Render the items below as a JSON list of strings, one string for each line, starting from the very first line and going on through the line that contains "question-text: in a". Leave out any blank lines.
-------- Entries shown
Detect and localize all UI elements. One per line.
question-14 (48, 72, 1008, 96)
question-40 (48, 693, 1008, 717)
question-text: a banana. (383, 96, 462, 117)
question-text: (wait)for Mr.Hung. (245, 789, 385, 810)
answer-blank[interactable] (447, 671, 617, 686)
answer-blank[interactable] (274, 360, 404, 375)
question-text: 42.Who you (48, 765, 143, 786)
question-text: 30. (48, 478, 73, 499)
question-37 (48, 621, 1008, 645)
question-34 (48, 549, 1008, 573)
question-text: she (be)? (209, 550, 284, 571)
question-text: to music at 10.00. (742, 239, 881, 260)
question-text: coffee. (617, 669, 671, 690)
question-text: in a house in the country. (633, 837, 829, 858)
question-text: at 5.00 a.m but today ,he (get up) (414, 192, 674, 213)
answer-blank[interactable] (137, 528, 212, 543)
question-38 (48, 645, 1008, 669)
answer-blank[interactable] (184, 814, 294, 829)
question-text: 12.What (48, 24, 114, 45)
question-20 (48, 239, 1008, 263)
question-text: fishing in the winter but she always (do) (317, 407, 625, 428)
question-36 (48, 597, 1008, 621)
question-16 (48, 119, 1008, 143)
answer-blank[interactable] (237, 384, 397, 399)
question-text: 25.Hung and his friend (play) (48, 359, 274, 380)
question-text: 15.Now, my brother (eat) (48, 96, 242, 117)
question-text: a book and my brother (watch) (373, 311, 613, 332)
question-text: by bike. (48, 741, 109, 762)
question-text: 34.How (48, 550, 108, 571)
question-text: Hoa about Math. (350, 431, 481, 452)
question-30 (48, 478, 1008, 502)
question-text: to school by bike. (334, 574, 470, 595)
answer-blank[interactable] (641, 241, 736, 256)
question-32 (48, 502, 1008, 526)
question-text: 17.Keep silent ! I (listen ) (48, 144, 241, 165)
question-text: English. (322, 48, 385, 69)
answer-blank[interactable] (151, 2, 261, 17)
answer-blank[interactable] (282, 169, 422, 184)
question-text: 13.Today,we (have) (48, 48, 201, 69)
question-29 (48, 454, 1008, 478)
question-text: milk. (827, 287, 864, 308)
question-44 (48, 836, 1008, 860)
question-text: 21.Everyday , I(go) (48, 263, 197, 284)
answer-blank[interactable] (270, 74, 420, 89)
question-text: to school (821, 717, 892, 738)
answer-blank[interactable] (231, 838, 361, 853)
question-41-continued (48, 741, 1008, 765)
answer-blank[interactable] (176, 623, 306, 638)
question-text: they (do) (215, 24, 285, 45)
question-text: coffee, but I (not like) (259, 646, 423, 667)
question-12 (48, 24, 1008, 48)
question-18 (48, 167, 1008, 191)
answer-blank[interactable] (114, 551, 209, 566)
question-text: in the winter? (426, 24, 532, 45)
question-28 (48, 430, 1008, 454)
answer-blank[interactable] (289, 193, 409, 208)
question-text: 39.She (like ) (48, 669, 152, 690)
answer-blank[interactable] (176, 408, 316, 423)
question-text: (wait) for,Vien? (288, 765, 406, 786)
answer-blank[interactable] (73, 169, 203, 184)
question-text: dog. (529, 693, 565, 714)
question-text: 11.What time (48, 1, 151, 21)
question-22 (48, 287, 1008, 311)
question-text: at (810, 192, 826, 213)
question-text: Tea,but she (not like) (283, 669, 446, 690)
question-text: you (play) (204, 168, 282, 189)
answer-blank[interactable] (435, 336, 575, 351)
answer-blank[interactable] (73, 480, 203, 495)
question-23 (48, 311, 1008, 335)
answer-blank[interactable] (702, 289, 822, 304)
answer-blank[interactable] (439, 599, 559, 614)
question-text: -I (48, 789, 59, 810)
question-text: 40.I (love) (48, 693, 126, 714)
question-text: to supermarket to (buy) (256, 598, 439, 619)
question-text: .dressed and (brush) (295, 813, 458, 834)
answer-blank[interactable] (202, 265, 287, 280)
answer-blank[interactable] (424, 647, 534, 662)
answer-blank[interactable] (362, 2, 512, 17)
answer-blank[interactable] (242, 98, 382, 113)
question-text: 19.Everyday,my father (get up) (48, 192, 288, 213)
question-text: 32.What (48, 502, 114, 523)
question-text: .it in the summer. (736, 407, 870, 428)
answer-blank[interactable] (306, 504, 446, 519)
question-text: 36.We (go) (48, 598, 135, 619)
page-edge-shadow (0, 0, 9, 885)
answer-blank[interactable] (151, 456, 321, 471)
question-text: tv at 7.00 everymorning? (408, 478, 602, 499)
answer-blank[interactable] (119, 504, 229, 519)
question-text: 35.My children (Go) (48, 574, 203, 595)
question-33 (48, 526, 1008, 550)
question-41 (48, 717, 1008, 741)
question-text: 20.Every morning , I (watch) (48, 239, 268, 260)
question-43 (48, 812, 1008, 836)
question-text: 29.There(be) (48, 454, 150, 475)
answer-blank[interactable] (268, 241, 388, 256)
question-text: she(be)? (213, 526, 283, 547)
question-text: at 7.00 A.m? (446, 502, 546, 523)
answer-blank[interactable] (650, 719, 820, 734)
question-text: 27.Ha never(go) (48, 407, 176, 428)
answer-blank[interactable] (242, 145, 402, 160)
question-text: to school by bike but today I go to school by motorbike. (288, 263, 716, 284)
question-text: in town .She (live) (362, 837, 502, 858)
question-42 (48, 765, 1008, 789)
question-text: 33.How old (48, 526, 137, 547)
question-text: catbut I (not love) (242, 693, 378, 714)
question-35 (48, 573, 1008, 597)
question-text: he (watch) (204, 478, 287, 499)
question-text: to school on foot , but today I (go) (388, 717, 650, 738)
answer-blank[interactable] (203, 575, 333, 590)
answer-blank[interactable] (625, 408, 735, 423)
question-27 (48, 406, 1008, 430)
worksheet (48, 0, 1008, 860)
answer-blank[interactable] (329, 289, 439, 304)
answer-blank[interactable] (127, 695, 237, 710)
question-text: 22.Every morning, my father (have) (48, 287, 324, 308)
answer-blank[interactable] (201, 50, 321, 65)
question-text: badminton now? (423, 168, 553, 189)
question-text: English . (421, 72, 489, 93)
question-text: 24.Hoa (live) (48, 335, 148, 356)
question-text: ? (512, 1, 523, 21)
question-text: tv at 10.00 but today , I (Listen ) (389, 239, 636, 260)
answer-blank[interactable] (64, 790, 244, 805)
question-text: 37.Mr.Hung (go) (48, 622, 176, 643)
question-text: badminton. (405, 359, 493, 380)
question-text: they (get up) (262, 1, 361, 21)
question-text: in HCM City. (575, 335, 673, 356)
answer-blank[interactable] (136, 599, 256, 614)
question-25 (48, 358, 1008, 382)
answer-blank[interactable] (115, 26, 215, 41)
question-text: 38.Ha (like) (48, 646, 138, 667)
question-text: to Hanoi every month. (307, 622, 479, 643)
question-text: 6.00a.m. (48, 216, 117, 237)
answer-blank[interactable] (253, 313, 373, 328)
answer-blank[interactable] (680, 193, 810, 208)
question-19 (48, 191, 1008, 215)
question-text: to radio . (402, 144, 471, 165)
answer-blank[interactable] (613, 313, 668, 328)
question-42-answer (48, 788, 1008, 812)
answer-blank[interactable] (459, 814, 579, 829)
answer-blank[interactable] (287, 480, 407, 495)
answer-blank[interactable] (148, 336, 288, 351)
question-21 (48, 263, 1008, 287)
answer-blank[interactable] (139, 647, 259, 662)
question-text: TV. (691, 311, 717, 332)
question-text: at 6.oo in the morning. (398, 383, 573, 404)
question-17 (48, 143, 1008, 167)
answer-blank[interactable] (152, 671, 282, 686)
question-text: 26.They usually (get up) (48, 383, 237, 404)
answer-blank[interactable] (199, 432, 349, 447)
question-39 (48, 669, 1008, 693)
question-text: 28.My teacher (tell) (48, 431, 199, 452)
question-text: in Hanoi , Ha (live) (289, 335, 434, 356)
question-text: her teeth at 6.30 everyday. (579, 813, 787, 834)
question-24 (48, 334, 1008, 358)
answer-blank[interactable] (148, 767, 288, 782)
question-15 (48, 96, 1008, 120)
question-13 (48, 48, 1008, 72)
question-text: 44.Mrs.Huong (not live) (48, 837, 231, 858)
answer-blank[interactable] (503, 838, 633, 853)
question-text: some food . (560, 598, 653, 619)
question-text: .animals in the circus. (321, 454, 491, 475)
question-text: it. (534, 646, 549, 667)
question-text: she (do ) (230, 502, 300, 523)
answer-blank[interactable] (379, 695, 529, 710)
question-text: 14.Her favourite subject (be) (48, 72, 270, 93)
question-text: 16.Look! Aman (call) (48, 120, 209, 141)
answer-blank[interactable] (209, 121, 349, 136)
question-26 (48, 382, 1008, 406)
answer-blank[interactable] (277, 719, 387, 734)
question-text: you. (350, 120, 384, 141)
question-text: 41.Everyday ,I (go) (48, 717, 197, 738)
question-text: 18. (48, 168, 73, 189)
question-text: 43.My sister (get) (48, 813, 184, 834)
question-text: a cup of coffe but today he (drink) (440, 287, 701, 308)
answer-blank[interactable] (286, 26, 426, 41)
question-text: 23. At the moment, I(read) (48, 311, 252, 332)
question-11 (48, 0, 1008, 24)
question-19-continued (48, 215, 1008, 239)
----------------
#### [Answer in full]
[
  "Detect and localize all UI elements. One per line.",
  "question-14 (48, 72, 1008, 96)",
  "question-40 (48, 693, 1008, 717)",
  "question-text: a banana. (383, 96, 462, 117)",
  "question-text: (wait)for Mr.Hung. (245, 789, 385, 810)",
  "answer-blank[interactable] (447, 671, 617, 686)",
  "answer-blank[interactable] (274, 360, 404, 375)",
  "question-text: 42.Who you (48, 765, 143, 786)",
  "question-text: 30. (48, 478, 73, 499)",
  "question-37 (48, 621, 1008, 645)",
  "question-34 (48, 549, 1008, 573)",
  "question-text: she (be)? (209, 550, 284, 571)",
  "question-text: to music at 10.00. (742, 239, 881, 260)",
  "question-text: coffee. (617, 669, 671, 690)",
  "question-text: in a house in the country. (633, 837, 829, 858)"
]